Show all lines of the listing that hold the word "Consumer".

# [Records for this exercise]
▼▼▼
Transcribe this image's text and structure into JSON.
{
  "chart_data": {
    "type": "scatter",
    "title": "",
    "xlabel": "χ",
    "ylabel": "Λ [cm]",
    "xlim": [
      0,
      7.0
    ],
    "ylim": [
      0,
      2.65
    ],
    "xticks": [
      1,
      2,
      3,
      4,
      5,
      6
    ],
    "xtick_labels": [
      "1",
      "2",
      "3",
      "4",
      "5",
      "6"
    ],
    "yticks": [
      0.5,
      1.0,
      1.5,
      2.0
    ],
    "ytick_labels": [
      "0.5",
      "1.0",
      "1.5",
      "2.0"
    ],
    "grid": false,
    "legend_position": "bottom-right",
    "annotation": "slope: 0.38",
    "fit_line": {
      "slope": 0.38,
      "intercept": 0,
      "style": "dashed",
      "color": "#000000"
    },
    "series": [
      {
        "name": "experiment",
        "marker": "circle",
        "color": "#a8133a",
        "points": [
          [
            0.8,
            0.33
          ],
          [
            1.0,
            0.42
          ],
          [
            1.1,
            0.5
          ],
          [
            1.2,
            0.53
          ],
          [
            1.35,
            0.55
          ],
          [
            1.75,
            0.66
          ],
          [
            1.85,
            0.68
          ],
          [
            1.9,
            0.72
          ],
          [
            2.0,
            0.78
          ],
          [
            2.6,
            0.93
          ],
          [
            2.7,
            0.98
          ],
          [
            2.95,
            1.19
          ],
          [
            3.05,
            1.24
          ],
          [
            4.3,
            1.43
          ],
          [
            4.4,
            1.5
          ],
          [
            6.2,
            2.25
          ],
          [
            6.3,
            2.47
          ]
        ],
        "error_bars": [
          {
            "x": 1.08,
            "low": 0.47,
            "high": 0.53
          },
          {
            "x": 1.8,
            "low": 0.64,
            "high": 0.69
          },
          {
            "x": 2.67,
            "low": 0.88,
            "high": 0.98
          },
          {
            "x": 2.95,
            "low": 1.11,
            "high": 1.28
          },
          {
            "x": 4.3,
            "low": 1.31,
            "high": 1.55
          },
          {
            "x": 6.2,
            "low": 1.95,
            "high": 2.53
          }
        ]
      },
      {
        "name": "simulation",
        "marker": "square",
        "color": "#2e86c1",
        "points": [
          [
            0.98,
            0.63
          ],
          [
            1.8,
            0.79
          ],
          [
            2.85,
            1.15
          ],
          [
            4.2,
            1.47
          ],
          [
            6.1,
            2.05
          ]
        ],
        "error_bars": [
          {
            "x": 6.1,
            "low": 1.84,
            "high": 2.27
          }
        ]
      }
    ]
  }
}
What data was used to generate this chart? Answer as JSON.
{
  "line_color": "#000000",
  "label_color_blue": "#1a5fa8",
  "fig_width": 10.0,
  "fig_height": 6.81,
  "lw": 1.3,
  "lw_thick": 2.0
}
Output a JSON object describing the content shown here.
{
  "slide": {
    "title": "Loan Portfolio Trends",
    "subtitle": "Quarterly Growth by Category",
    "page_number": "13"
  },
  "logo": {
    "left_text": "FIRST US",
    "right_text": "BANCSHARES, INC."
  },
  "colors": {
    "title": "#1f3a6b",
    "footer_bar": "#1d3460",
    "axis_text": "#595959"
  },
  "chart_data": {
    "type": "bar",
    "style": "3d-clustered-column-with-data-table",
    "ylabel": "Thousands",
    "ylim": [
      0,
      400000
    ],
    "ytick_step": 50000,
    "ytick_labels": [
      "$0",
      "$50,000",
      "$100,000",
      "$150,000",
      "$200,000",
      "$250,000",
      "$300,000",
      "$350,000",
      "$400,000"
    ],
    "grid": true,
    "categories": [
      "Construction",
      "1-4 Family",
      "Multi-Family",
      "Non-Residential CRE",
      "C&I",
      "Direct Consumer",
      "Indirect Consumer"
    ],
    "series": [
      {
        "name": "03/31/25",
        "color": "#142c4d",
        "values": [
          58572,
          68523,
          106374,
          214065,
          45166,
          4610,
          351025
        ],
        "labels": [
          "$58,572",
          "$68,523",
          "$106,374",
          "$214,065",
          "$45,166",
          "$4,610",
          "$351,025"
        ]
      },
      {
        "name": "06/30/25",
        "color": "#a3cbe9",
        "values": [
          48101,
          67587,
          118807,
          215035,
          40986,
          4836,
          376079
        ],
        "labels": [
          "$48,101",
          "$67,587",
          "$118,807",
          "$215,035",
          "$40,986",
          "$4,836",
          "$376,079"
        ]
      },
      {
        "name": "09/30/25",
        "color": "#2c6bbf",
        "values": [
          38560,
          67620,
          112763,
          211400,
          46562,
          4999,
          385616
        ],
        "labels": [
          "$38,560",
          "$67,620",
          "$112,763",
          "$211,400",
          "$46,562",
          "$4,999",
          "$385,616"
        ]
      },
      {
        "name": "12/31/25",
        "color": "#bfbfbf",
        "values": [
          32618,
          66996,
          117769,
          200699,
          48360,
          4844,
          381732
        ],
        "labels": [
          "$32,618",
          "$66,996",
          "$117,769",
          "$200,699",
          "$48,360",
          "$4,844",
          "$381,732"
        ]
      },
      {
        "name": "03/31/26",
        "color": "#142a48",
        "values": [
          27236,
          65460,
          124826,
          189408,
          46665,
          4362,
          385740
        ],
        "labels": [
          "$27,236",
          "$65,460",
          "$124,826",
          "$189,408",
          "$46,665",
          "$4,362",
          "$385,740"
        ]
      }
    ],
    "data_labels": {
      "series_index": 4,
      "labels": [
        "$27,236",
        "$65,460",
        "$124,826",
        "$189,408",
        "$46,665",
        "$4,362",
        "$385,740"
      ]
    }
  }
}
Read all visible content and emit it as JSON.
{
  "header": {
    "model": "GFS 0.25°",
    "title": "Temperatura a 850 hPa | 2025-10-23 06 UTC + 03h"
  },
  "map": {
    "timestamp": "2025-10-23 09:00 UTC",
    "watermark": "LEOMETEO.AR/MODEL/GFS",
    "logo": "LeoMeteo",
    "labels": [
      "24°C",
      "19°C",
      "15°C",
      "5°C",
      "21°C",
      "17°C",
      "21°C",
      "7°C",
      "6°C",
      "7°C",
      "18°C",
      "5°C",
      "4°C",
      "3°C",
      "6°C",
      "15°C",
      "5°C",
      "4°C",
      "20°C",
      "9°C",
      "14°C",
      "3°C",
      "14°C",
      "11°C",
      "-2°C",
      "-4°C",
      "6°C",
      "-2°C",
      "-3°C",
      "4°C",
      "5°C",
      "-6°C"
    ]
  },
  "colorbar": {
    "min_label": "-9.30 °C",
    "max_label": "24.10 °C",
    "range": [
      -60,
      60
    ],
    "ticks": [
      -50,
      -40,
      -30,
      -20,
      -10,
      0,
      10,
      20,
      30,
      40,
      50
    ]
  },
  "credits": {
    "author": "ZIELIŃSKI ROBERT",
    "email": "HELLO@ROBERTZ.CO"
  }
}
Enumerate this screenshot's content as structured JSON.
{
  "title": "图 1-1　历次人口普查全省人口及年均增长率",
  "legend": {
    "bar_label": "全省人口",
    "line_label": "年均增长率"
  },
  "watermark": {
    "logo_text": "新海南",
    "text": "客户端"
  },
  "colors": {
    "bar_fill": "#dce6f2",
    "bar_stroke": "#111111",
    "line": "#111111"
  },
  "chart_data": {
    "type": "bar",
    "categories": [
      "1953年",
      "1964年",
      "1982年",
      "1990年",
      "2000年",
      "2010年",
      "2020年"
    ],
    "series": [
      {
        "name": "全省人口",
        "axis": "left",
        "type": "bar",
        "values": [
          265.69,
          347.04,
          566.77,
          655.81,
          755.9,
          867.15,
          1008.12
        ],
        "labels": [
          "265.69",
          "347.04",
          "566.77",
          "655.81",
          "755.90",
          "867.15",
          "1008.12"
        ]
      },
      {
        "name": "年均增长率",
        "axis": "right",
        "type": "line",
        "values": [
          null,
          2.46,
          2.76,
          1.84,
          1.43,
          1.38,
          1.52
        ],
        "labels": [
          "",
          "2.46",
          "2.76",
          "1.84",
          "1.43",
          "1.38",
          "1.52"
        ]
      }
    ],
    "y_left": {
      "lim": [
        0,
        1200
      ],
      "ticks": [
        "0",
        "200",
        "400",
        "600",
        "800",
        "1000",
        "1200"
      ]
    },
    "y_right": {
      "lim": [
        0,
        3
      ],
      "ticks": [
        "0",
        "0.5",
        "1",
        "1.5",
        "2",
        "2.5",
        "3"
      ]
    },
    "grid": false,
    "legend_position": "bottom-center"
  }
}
▲▲▲
# [The reply]
      "Direct Consumer",
      "Indirect Consumer"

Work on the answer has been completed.